**Job**
Word for word, retype every entry in the listing.

****

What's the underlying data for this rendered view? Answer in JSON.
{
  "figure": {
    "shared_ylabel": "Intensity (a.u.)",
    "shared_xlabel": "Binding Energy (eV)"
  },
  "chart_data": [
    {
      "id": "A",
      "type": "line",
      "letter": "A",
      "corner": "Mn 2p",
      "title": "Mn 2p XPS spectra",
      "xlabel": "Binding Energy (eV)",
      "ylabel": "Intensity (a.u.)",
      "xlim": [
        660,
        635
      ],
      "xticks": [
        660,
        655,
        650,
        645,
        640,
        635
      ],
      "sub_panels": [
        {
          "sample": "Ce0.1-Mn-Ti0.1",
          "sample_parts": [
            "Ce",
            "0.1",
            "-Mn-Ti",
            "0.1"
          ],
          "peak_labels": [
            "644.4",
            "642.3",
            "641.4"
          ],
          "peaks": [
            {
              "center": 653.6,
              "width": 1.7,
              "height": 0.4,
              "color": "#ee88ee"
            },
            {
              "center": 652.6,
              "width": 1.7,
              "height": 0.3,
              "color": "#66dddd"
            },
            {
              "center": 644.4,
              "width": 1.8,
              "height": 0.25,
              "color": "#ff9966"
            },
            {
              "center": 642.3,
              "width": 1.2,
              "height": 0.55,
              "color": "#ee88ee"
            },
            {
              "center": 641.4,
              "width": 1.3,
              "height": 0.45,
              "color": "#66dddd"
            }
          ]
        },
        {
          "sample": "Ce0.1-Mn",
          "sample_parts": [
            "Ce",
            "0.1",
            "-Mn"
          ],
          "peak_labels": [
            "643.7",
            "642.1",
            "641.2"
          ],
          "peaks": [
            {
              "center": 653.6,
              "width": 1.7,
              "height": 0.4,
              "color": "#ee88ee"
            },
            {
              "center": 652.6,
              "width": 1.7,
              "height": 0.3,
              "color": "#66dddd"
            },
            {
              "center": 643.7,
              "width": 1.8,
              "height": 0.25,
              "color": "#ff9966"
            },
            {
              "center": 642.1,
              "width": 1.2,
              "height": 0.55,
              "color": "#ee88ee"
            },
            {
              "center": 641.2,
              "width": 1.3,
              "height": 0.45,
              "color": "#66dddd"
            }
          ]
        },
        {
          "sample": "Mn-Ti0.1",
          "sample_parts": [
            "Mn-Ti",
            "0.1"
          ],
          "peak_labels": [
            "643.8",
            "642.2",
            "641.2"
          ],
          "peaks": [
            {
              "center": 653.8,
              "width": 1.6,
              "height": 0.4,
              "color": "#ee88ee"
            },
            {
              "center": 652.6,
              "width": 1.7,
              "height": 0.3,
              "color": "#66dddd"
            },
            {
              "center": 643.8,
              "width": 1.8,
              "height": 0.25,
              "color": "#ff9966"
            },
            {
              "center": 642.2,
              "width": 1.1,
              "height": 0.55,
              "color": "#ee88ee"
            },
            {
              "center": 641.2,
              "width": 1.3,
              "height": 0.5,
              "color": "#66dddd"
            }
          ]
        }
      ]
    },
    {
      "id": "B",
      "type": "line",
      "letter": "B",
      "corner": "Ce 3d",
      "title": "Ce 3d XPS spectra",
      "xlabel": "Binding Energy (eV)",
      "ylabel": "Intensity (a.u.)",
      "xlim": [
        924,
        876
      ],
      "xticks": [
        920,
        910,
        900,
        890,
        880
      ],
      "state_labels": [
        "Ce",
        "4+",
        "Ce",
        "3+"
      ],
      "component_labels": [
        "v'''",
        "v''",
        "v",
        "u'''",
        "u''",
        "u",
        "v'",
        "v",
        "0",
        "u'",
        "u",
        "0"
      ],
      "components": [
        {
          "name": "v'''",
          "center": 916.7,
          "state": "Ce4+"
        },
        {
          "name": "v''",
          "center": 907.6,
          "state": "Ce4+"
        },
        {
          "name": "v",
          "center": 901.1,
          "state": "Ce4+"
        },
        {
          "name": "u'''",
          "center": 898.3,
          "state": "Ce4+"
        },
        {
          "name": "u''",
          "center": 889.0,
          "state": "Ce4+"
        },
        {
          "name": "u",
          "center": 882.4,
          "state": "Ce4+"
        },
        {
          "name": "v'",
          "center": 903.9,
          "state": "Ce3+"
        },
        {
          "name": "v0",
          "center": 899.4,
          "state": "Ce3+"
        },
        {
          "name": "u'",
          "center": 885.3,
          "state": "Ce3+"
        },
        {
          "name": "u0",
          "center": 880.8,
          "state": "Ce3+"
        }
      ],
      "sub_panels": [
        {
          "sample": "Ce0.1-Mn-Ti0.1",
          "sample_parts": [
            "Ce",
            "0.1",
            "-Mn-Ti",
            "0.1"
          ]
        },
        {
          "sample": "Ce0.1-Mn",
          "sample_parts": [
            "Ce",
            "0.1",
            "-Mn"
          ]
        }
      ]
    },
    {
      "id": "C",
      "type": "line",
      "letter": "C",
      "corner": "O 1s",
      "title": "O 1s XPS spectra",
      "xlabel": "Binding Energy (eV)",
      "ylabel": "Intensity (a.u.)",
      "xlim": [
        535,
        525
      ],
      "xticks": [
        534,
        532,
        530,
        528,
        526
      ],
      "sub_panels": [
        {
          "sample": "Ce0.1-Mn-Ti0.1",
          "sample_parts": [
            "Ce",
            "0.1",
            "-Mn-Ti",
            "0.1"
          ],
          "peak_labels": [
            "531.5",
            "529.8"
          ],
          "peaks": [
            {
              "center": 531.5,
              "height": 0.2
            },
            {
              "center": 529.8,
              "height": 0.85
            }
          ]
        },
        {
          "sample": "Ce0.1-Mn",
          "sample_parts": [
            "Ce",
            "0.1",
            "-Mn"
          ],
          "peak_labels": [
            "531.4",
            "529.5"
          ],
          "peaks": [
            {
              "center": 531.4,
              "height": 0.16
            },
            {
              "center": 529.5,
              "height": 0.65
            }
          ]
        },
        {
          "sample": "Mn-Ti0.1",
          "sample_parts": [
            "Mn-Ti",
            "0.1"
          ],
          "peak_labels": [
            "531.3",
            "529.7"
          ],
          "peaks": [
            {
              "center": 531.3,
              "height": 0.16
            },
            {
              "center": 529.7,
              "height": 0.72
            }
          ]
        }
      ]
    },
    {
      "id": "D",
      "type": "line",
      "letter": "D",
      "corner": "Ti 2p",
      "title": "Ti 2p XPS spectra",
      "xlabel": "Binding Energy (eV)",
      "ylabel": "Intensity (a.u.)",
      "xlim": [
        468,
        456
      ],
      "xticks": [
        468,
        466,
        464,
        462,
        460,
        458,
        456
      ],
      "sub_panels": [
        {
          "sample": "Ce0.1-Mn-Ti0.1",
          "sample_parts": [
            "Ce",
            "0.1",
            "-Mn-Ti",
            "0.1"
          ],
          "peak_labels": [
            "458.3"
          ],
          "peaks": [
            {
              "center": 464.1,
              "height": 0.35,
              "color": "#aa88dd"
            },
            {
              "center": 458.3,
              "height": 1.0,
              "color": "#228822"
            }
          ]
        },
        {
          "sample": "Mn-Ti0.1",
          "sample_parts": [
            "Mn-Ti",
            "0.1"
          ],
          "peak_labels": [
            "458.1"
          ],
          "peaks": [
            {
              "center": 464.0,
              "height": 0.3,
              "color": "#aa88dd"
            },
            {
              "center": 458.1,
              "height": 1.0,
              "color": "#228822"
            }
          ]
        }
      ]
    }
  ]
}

****

**Worked solution**
What's the underlying data for this rendered view? Answer in JSON.
{
  "figure": {
    "shared_ylabel": "Intensity (a.u.)",
    "shared_xlabel": "Binding Energy (eV)"
  },
  "chart_data": [
    {
      "id": "A",
      "type": "line",
      "letter": "A",
      "corner": "Mn 2p",
      "title": "Mn 2p XPS spectra",
      "xlabel": "Binding Energy (eV)",
      "ylabel": "Intensity (a.u.)",
      "xlim": [
        660,
        635
      ],
      "xticks": [
        660,
        655,
        650,
        645,
        640,
        635
      ],
      "sub_panels": [
        {
          "sample": "Ce0.1-Mn-Ti0.1",
          "sample_parts": [
            "Ce",
            "0.1",
            "-Mn-Ti",
            "0.1"
          ],
          "peak_labels": [
            "644.4",
            "642.3",
            "641.4"
          ],
          "peaks": [
            {
              "center": 653.6,
              "width": 1.7,
              "height": 0.4,
              "color": "#ee88ee"
            },
            {
              "center": 652.6,
              "width": 1.7,
              "height": 0.3,
              "color": "#66dddd"
            },
            {
              "center": 644.4,
              "width": 1.8,
              "height": 0.25,
              "color": "#ff9966"
            },
            {
              "center": 642.3,
              "width": 1.2,
              "height": 0.55,
              "color": "#ee88ee"
            },
            {
              "center": 641.4,
              "width": 1.3,
              "height": 0.45,
              "color": "#66dddd"
            }
          ]
        },
        {
          "sample": "Ce0.1-Mn",
          "sample_parts": [
            "Ce",
            "0.1",
            "-Mn"
          ],
          "peak_labels": [
            "643.7",
            "642.1",
            "641.2"
          ],
          "peaks": [
            {
              "center": 653.6,
              "width": 1.7,
              "height": 0.4,
              "color": "#ee88ee"
            },
            {
              "center": 652.6,
              "width": 1.7,
              "height": 0.3,
              "color": "#66dddd"
            },
            {
              "center": 643.7,
              "width": 1.8,
              "height": 0.25,
              "color": "#ff9966"
            },
            {
              "center": 642.1,
              "width": 1.2,
              "height": 0.55,
              "color": "#ee88ee"
            },
            {
              "center": 641.2,
              "width": 1.3,
              "height": 0.45,
              "color": "#66dddd"
            }
          ]
        },
        {
          "sample": "Mn-Ti0.1",
          "sample_parts": [
            "Mn-Ti",
            "0.1"
          ],
          "peak_labels": [
            "643.8",
            "642.2",
            "641.2"
          ],
          "peaks": [
            {
              "center": 653.8,
              "width": 1.6,
              "height": 0.4,
              "color": "#ee88ee"
            },
            {
              "center": 652.6,
              "width": 1.7,
              "height": 0.3,
              "color": "#66dddd"
            },
            {
              "center": 643.8,
              "width": 1.8,
              "height": 0.25,
              "color": "#ff9966"
            },
            {
              "center": 642.2,
              "width": 1.1,
              "height": 0.55,
              "color": "#ee88ee"
            },
            {
              "center": 641.2,
              "width": 1.3,
              "height": 0.5,
              "color": "#66dddd"
            }
          ]
        }
      ]
    },
    {
      "id": "B",
      "type": "line",
      "letter": "B",
      "corner": "Ce 3d",
      "title": "Ce 3d XPS spectra",
      "xlabel": "Binding Energy (eV)",
      "ylabel": "Intensity (a.u.)",
      "xlim": [
        924,
        876
      ],
      "xticks": [
        920,
        910,
        900,
        890,
        880
      ],
      "state_labels": [
        "Ce",
        "4+",
        "Ce",
        "3+"
      ],
      "component_labels": [
        "v'''",
        "v''",
        "v",
        "u'''",
        "u''",
        "u",
        "v'",
        "v",
        "0",
        "u'",
        "u",
        "0"
      ],
      "components": [
        {
          "name": "v'''",
          "center": 916.7,
          "state": "Ce4+"
        },
        {
          "name": "v''",
          "center": 907.6,
          "state": "Ce4+"
        },
        {
          "name": "v",
          "center": 901.1,
          "state": "Ce4+"
        },
        {
          "name": "u'''",
          "center": 898.3,
          "state": "Ce4+"
        },
        {
          "name": "u''",
          "center": 889.0,
          "state": "Ce4+"
        },
        {
          "name": "u",
          "center": 882.4,
          "state": "Ce4+"
        },
        {
          "name": "v'",
          "center": 903.9,
          "state": "Ce3+"
        },
        {
          "name": "v0",
          "center": 899.4,
          "state": "Ce3+"
        },
        {
          "name": "u'",
          "center": 885.3,
          "state": "Ce3+"
        },
        {
          "name": "u0",
          "center": 880.8,
          "state": "Ce3+"
        }
      ],
      "sub_panels": [
        {
          "sample": "Ce0.1-Mn-Ti0.1",
          "sample_parts": [
            "Ce",
            "0.1",
            "-Mn-Ti",
            "0.1"
          ]
        },
        {
          "sample": "Ce0.1-Mn",
          "sample_parts": [
            "Ce",
            "0.1",
            "-Mn"
          ]
        }
      ]
    },
    {
      "id": "C",
      "type": "line",
      "letter": "C",
      "corner": "O 1s",
      "title": "O 1s XPS spectra",
      "xlabel": "Binding Energy (eV)",
      "ylabel": "Intensity (a.u.)",
      "xlim": [
        535,
        525
      ],
      "xticks": [
        534,
        532,
        530,
        528,
        526
      ],
      "sub_panels": [
        {
          "sample": "Ce0.1-Mn-Ti0.1",
          "sample_parts": [
            "Ce",
            "0.1",
            "-Mn-Ti",
            "0.1"
          ],
          "peak_labels": [
            "531.5",
            "529.8"
          ],
          "peaks": [
            {
              "center": 531.5,
              "height": 0.2
            },
            {
              "center": 529.8,
              "height": 0.85
            }
          ]
        },
        {
          "sample": "Ce0.1-Mn",
          "sample_parts": [
            "Ce",
            "0.1",
            "-Mn"
          ],
          "peak_labels": [
            "531.4",
            "529.5"
          ],
          "peaks": [
            {
              "center": 531.4,
              "height": 0.16
            },
            {
              "center": 529.5,
              "height": 0.65
            }
          ]
        },
        {
          "sample": "Mn-Ti0.1",
          "sample_parts": [
            "Mn-Ti",
            "0.1"
          ],
          "peak_labels": [
            "531.3",
            "529.7"
          ],
          "peaks": [
            {
              "center": 531.3,
              "height": 0.16
            },
            {
              "center": 529.7,
              "height": 0.72
            }
          ]
        }
      ]
    },
    {
      "id": "D",
      "type": "line",
      "letter": "D",
      "corner": "Ti 2p",
      "title": "Ti 2p XPS spectra",
      "xlabel": "Binding Energy (eV)",
      "ylabel": "Intensity (a.u.)",
      "xlim": [
        468,
        456
      ],
      "xticks": [
        468,
        466,
        464,
        462,
        460,
        458,
        456
      ],
      "sub_panels": [
        {
          "sample": "Ce0.1-Mn-Ti0.1",
          "sample_parts": [
            "Ce",
            "0.1",
            "-Mn-Ti",
            "0.1"
          ],
          "peak_labels": [
            "458.3"
          ],
          "peaks": [
            {
              "center": 464.1,
              "height": 0.35,
              "color": "#aa88dd"
            },
            {
              "center": 458.3,
              "height": 1.0,
              "color": "#228822"
            }
          ]
        },
        {
          "sample": "Mn-Ti0.1",
          "sample_parts": [
            "Mn-Ti",
            "0.1"
          ],
          "peak_labels": [
            "458.1"
          ],
          "peaks": [
            {
              "center": 464.0,
              "height": 0.3,
              "color": "#aa88dd"
            },
            {
              "center": 458.1,
              "height": 1.0,
              "color": "#228822"
            }
          ]
        }
      ]
    }
  ]
}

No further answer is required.